* start Data for this task *

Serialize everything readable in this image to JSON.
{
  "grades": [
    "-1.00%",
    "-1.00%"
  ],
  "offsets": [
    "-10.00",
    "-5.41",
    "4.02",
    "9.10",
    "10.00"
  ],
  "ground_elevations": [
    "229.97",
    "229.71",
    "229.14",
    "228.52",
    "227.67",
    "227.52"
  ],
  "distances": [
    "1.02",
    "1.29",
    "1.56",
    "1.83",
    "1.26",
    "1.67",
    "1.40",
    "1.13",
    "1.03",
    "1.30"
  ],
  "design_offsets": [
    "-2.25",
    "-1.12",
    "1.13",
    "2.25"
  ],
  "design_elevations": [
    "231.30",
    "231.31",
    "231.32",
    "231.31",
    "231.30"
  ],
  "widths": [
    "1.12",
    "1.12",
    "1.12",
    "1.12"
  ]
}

* end Data for this task *
* start Data for this task *

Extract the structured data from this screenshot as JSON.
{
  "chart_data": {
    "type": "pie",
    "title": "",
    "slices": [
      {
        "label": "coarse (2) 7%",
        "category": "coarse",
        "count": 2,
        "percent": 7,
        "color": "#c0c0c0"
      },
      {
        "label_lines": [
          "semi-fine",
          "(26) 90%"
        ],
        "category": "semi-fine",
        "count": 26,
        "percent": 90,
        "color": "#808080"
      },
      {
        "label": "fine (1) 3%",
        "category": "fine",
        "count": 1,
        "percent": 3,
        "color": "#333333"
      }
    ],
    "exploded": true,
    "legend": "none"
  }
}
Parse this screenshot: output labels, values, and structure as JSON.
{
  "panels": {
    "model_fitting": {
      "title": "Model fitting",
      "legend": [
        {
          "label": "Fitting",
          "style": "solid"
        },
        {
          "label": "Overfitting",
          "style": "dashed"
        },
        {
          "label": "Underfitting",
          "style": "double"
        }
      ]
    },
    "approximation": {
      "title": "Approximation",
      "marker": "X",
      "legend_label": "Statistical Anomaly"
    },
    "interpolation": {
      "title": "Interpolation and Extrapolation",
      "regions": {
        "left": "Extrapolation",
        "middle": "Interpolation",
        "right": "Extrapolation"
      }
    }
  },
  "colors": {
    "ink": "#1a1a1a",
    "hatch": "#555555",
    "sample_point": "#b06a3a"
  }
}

* end Data for this task *

Stated goal
Pull out and copy each line containing the string "style".

Task response
          "style": "solid"
          "style": "dashed"
          "style": "double"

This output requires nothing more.